## start

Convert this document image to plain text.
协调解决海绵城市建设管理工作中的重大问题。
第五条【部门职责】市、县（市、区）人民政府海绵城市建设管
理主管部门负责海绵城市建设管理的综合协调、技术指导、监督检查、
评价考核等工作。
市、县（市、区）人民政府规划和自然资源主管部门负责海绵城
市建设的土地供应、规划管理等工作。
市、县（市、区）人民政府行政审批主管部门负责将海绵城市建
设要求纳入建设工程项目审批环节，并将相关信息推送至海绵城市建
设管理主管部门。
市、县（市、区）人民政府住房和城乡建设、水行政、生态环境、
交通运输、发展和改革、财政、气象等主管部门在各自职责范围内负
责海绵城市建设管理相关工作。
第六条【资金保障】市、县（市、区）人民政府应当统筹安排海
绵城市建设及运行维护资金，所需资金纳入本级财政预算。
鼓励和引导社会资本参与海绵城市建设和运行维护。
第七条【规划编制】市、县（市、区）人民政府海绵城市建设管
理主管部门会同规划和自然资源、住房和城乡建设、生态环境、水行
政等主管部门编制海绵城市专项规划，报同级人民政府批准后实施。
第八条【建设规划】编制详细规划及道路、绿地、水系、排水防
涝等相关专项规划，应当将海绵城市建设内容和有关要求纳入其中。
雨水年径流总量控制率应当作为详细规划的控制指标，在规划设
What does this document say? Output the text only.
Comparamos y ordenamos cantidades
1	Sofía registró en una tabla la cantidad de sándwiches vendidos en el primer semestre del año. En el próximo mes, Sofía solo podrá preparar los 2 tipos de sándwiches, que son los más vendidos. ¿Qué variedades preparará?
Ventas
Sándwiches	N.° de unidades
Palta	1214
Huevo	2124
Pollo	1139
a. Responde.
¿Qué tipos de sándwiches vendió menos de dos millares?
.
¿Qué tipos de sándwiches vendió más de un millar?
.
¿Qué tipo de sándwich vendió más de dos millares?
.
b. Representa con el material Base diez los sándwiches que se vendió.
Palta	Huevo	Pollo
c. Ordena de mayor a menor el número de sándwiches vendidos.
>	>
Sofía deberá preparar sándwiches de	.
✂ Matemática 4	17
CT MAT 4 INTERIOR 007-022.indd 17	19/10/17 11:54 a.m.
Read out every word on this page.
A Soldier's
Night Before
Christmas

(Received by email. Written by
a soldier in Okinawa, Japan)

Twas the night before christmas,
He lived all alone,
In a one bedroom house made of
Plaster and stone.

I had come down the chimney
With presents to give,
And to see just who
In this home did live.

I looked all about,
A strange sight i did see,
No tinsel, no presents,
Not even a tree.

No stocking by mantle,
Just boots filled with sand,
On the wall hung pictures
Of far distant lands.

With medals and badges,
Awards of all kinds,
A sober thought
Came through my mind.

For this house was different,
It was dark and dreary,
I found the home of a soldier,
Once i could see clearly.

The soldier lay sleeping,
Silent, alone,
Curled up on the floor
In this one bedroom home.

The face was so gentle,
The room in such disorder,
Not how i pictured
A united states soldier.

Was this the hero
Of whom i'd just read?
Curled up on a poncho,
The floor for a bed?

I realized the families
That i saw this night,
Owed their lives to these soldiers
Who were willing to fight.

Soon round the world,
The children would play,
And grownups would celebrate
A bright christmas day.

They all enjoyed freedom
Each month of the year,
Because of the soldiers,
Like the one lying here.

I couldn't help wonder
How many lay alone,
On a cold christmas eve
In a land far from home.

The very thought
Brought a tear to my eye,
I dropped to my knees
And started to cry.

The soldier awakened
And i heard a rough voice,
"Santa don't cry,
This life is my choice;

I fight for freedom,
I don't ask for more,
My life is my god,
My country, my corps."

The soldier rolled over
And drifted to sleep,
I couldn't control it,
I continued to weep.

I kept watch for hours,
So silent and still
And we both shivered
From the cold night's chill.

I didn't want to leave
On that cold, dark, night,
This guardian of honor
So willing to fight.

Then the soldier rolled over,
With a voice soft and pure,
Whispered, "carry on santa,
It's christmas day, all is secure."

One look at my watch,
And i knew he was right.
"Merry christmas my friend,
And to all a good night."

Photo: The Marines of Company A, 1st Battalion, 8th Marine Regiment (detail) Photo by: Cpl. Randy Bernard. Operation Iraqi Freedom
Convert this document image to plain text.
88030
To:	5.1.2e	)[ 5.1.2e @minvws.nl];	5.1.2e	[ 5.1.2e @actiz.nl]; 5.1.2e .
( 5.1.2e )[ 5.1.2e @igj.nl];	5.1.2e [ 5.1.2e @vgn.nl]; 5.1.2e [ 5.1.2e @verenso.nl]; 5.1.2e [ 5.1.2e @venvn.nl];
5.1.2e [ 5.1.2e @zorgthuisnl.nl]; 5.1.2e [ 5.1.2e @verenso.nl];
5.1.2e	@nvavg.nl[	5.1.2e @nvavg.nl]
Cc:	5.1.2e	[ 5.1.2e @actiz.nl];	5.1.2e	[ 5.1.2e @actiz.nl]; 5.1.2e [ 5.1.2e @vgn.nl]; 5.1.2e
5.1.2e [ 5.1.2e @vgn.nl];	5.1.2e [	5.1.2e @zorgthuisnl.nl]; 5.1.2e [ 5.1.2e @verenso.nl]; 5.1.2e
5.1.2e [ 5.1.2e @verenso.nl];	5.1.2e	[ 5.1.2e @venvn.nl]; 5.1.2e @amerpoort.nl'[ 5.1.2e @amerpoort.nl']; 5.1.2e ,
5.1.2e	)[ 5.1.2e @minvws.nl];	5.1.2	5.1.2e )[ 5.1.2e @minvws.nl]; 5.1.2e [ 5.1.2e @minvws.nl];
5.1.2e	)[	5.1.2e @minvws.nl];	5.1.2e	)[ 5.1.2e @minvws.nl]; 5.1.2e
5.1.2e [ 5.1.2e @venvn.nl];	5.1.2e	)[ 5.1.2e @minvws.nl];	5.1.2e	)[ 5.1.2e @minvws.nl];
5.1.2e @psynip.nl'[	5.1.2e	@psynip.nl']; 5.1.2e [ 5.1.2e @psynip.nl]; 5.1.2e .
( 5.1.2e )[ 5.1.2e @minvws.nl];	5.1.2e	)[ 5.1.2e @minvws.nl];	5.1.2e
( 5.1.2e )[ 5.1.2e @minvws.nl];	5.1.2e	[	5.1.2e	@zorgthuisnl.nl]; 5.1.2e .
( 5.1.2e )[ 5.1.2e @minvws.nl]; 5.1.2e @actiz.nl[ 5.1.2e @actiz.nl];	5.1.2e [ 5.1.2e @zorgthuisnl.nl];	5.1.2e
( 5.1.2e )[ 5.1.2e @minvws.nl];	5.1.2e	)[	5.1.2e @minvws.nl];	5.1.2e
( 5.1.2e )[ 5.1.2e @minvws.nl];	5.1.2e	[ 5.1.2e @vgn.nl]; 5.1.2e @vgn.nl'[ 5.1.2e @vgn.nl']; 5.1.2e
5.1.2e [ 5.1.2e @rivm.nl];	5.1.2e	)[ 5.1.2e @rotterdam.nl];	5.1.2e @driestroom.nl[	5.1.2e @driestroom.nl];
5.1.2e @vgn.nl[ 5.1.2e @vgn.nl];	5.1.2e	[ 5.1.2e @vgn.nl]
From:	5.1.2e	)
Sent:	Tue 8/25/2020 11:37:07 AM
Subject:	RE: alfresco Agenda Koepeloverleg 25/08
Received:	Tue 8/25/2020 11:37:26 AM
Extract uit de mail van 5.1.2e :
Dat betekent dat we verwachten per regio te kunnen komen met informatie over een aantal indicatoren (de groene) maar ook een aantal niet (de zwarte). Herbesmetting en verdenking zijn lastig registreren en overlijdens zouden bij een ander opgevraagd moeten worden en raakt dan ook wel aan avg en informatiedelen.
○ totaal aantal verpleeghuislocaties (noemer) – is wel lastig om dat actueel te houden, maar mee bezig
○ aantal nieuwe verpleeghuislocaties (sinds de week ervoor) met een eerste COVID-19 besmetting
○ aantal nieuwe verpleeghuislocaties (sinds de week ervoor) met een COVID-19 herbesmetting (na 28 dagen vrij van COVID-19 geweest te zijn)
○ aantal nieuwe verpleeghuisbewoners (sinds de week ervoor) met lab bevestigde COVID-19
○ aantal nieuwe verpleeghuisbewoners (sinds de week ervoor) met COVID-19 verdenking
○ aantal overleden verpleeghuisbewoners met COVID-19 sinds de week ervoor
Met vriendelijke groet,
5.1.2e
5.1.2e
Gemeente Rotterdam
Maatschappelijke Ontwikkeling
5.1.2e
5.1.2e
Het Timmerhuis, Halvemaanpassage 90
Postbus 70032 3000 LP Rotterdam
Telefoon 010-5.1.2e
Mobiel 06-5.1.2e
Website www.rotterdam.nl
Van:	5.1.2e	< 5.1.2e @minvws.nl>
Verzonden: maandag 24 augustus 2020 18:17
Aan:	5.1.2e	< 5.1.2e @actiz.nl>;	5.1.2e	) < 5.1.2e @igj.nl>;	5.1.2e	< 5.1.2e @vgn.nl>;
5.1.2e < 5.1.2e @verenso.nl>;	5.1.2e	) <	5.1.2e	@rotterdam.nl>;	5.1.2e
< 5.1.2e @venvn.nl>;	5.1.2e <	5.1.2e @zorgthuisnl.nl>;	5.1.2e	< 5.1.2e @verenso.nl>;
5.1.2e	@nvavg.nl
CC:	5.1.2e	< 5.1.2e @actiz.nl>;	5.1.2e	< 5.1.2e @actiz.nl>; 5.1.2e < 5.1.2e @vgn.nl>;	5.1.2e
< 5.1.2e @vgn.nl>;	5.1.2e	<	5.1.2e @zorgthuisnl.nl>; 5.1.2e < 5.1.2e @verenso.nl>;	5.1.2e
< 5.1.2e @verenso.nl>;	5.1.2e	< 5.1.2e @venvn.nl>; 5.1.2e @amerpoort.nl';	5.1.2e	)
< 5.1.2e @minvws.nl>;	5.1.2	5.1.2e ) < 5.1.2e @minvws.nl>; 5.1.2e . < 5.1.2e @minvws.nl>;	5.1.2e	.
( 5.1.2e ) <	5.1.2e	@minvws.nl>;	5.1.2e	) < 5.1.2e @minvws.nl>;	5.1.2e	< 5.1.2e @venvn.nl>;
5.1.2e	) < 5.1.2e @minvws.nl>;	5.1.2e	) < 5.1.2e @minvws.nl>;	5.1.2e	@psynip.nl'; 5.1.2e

## end

Go through the records line by line and count those containing the string "floor". Give only the total.

## Written response
2